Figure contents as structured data
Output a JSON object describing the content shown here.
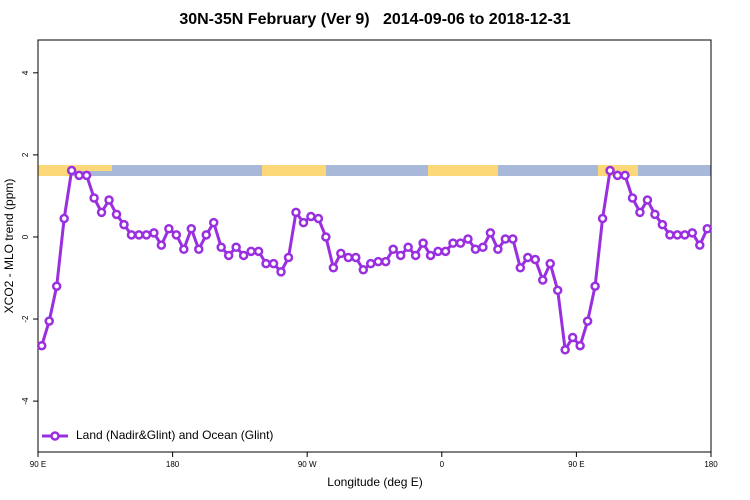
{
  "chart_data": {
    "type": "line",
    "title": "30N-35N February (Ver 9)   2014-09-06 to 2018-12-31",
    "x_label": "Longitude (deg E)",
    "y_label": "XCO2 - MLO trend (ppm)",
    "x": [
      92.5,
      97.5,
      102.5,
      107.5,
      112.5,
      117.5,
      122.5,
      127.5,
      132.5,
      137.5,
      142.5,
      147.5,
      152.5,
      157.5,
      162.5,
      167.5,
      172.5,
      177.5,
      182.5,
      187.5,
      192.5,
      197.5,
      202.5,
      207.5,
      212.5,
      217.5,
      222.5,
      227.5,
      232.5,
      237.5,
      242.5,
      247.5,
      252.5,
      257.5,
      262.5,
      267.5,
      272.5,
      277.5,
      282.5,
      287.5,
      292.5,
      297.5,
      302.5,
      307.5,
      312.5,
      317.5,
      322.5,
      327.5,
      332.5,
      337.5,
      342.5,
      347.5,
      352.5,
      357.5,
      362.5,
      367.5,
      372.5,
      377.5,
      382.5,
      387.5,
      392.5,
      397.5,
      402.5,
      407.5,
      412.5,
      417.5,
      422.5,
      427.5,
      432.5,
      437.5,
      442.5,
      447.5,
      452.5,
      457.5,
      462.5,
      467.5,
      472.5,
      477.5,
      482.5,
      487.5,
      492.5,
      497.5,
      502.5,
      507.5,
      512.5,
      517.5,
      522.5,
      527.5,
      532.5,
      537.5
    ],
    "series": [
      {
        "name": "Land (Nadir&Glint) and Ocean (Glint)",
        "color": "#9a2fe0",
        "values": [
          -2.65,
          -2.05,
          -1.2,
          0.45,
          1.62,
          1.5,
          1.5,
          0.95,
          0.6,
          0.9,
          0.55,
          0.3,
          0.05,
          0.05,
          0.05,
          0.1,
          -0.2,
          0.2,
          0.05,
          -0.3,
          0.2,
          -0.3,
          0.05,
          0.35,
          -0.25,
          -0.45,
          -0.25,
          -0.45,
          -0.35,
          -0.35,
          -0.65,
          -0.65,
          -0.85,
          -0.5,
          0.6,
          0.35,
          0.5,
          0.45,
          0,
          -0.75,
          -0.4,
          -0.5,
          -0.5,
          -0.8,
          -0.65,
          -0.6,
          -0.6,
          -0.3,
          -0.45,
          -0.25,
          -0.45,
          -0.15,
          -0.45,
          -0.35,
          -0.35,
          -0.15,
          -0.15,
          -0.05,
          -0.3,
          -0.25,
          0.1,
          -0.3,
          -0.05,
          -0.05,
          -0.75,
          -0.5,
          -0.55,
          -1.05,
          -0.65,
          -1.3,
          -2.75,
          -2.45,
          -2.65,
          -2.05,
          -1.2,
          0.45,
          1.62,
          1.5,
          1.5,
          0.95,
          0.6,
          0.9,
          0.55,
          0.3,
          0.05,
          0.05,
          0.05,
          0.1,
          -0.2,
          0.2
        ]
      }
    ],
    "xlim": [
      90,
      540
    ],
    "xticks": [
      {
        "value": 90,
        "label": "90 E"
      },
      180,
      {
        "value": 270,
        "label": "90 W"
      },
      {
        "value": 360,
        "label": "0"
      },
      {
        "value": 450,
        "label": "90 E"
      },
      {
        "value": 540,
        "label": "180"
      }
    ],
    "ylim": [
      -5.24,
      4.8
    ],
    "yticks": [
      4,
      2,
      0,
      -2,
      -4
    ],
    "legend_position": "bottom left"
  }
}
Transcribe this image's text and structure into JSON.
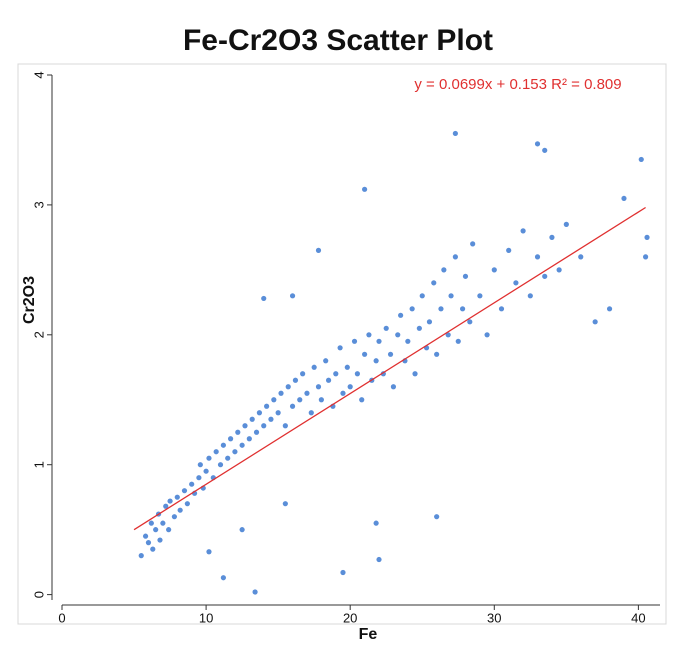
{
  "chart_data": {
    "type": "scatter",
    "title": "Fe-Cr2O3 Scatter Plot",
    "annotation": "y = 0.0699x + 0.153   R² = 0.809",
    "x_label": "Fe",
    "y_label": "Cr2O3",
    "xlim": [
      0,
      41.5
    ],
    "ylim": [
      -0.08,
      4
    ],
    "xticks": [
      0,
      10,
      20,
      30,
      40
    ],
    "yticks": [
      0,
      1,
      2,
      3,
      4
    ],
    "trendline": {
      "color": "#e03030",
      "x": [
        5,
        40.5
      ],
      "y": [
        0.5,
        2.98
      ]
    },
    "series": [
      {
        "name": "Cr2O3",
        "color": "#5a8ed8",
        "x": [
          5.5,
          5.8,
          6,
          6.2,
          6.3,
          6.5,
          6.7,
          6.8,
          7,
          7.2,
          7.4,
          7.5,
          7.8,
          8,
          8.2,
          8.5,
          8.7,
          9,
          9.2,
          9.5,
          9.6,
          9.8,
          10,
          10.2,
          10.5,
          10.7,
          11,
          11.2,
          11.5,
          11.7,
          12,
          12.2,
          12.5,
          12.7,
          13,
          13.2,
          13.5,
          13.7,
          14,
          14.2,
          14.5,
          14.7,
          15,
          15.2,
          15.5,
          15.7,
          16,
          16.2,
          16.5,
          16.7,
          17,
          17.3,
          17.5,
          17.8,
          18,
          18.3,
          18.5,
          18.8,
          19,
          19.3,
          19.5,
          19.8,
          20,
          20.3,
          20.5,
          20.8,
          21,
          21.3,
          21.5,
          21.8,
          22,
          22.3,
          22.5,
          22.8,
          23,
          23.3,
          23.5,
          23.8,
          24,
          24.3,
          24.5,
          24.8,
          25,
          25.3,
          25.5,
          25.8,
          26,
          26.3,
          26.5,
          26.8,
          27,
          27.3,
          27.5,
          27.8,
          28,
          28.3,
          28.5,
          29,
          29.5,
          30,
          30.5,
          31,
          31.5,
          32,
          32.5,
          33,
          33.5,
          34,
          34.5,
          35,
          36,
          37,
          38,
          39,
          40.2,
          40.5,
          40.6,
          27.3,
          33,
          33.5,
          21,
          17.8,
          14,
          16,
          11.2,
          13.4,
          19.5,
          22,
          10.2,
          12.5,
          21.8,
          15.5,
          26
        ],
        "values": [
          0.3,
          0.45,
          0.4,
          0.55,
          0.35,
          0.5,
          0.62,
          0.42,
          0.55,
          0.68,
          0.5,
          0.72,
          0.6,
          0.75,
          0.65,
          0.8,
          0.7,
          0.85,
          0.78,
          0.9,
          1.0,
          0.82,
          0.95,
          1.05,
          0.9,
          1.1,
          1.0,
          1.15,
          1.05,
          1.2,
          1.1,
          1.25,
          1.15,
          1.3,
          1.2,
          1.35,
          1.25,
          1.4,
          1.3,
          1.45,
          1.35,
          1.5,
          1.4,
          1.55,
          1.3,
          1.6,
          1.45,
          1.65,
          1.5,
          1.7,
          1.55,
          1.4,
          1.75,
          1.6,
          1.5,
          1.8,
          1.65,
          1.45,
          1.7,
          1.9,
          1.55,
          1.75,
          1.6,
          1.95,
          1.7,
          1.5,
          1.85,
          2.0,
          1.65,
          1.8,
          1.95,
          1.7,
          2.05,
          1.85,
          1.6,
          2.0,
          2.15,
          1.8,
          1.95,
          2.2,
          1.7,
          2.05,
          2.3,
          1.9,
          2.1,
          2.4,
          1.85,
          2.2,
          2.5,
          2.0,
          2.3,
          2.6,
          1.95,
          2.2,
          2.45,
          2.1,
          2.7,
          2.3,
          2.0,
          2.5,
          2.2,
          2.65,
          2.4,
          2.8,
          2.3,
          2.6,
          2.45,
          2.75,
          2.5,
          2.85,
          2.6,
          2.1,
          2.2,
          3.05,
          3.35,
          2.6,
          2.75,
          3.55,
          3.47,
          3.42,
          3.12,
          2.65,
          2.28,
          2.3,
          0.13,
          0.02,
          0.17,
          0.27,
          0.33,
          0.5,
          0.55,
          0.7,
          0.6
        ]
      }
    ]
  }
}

- [Brief] Give the entries again without a single change, but with no pictures.

- [Complete response]
Output a JSON object describing the content shown here.
{
  "chart_data": {
    "type": "line",
    "title": "30N-35N February (Ver 9)   2014-09-06 to 2018-12-31",
    "x_label": "Longitude (deg E)",
    "y_label": "XCO2 - MLO trend (ppm)",
    "x": [
      92.5,
      97.5,
      102.5,
      107.5,
      112.5,
      117.5,
      122.5,
      127.5,
      132.5,
      137.5,
      142.5,
      147.5,
      152.5,
      157.5,
      162.5,
      167.5,
      172.5,
      177.5,
      182.5,
      187.5,
      192.5,
      197.5,
      202.5,
      207.5,
      212.5,
      217.5,
      222.5,
      227.5,
      232.5,
      237.5,
      242.5,
      247.5,
      252.5,
      257.5,
      262.5,
      267.5,
      272.5,
      277.5,
      282.5,
      287.5,
      292.5,
      297.5,
      302.5,
      307.5,
      312.5,
      317.5,
      322.5,
      327.5,
      332.5,
      337.5,
      342.5,
      347.5,
      352.5,
      357.5,
      362.5,
      367.5,
      372.5,
      377.5,
      382.5,
      387.5,
      392.5,
      397.5,
      402.5,
      407.5,
      412.5,
      417.5,
      422.5,
      427.5,
      432.5,
      437.5,
      442.5,
      447.5,
      452.5,
      457.5,
      462.5,
      467.5,
      472.5,
      477.5,
      482.5,
      487.5,
      492.5,
      497.5,
      502.5,
      507.5,
      512.5,
      517.5,
      522.5,
      527.5,
      532.5,
      537.5
    ],
    "series": [
      {
        "name": "Land (Nadir&Glint) and Ocean (Glint)",
        "color": "#9a2fe0",
        "values": [
          -2.65,
          -2.05,
          -1.2,
          0.45,
          1.62,
          1.5,
          1.5,
          0.95,
          0.6,
          0.9,
          0.55,
          0.3,
          0.05,
          0.05,
          0.05,
          0.1,
          -0.2,
          0.2,
          0.05,
          -0.3,
          0.2,
          -0.3,
          0.05,
          0.35,
          -0.25,
          -0.45,
          -0.25,
          -0.45,
          -0.35,
          -0.35,
          -0.65,
          -0.65,
          -0.85,
          -0.5,
          0.6,
          0.35,
          0.5,
          0.45,
          0,
          -0.75,
          -0.4,
          -0.5,
          -0.5,
          -0.8,
          -0.65,
          -0.6,
          -0.6,
          -0.3,
          -0.45,
          -0.25,
          -0.45,
          -0.15,
          -0.45,
          -0.35,
          -0.35,
          -0.15,
          -0.15,
          -0.05,
          -0.3,
          -0.25,
          0.1,
          -0.3,
          -0.05,
          -0.05,
          -0.75,
          -0.5,
          -0.55,
          -1.05,
          -0.65,
          -1.3,
          -2.75,
          -2.45,
          -2.65,
          -2.05,
          -1.2,
          0.45,
          1.62,
          1.5,
          1.5,
          0.95,
          0.6,
          0.9,
          0.55,
          0.3,
          0.05,
          0.05,
          0.05,
          0.1,
          -0.2,
          0.2
        ]
      }
    ],
    "xlim": [
      90,
      540
    ],
    "xticks": [
      {
        "value": 90,
        "label": "90 E"
      },
      180,
      {
        "value": 270,
        "label": "90 W"
      },
      {
        "value": 360,
        "label": "0"
      },
      {
        "value": 450,
        "label": "90 E"
      },
      {
        "value": 540,
        "label": "180"
      }
    ],
    "ylim": [
      -5.24,
      4.8
    ],
    "yticks": [
      4,
      2,
      0,
      -2,
      -4
    ],
    "legend_position": "bottom left"
  }
}
Transcribe this image's text and structure into JSON.
{
  "chart_data": {
    "type": "scatter",
    "title": "Fe-Cr2O3 Scatter Plot",
    "annotation": "y = 0.0699x + 0.153   R² = 0.809",
    "x_label": "Fe",
    "y_label": "Cr2O3",
    "xlim": [
      0,
      41.5
    ],
    "ylim": [
      -0.08,
      4
    ],
    "xticks": [
      0,
      10,
      20,
      30,
      40
    ],
    "yticks": [
      0,
      1,
      2,
      3,
      4
    ],
    "trendline": {
      "color": "#e03030",
      "x": [
        5,
        40.5
      ],
      "y": [
        0.5,
        2.98
      ]
    },
    "series": [
      {
        "name": "Cr2O3",
        "color": "#5a8ed8",
        "x": [
          5.5,
          5.8,
          6,
          6.2,
          6.3,
          6.5,
          6.7,
          6.8,
          7,
          7.2,
          7.4,
          7.5,
          7.8,
          8,
          8.2,
          8.5,
          8.7,
          9,
          9.2,
          9.5,
          9.6,
          9.8,
          10,
          10.2,
          10.5,
          10.7,
          11,
          11.2,
          11.5,
          11.7,
          12,
          12.2,
          12.5,
          12.7,
          13,
          13.2,
          13.5,
          13.7,
          14,
          14.2,
          14.5,
          14.7,
          15,
          15.2,
          15.5,
          15.7,
          16,
          16.2,
          16.5,
          16.7,
          17,
          17.3,
          17.5,
          17.8,
          18,
          18.3,
          18.5,
          18.8,
          19,
          19.3,
          19.5,
          19.8,
          20,
          20.3,
          20.5,
          20.8,
          21,
          21.3,
          21.5,
          21.8,
          22,
          22.3,
          22.5,
          22.8,
          23,
          23.3,
          23.5,
          23.8,
          24,
          24.3,
          24.5,
          24.8,
          25,
          25.3,
          25.5,
          25.8,
          26,
          26.3,
          26.5,
          26.8,
          27,
          27.3,
          27.5,
          27.8,
          28,
          28.3,
          28.5,
          29,
          29.5,
          30,
          30.5,
          31,
          31.5,
          32,
          32.5,
          33,
          33.5,
          34,
          34.5,
          35,
          36,
          37,
          38,
          39,
          40.2,
          40.5,
          40.6,
          27.3,
          33,
          33.5,
          21,
          17.8,
          14,
          16,
          11.2,
          13.4,
          19.5,
          22,
          10.2,
          12.5,
          21.8,
          15.5,
          26
        ],
        "values": [
          0.3,
          0.45,
          0.4,
          0.55,
          0.35,
          0.5,
          0.62,
          0.42,
          0.55,
          0.68,
          0.5,
          0.72,
          0.6,
          0.75,
          0.65,
          0.8,
          0.7,
          0.85,
          0.78,
          0.9,
          1.0,
          0.82,
          0.95,
          1.05,
          0.9,
          1.1,
          1.0,
          1.15,
          1.05,
          1.2,
          1.1,
          1.25,
          1.15,
          1.3,
          1.2,
          1.35,
          1.25,
          1.4,
          1.3,
          1.45,
          1.35,
          1.5,
          1.4,
          1.55,
          1.3,
          1.6,
          1.45,
          1.65,
          1.5,
          1.7,
          1.55,
          1.4,
          1.75,
          1.6,
          1.5,
          1.8,
          1.65,
          1.45,
          1.7,
          1.9,
          1.55,
          1.75,
          1.6,
          1.95,
          1.7,
          1.5,
          1.85,
          2.0,
          1.65,
          1.8,
          1.95,
          1.7,
          2.05,
          1.85,
          1.6,
          2.0,
          2.15,
          1.8,
          1.95,
          2.2,
          1.7,
          2.05,
          2.3,
          1.9,
          2.1,
          2.4,
          1.85,
          2.2,
          2.5,
          2.0,
          2.3,
          2.6,
          1.95,
          2.2,
          2.45,
          2.1,
          2.7,
          2.3,
          2.0,
          2.5,
          2.2,
          2.65,
          2.4,
          2.8,
          2.3,
          2.6,
          2.45,
          2.75,
          2.5,
          2.85,
          2.6,
          2.1,
          2.2,
          3.05,
          3.35,
          2.6,
          2.75,
          3.55,
          3.47,
          3.42,
          3.12,
          2.65,
          2.28,
          2.3,
          0.13,
          0.02,
          0.17,
          0.27,
          0.33,
          0.5,
          0.55,
          0.7,
          0.6
        ]
      }
    ]
  }
}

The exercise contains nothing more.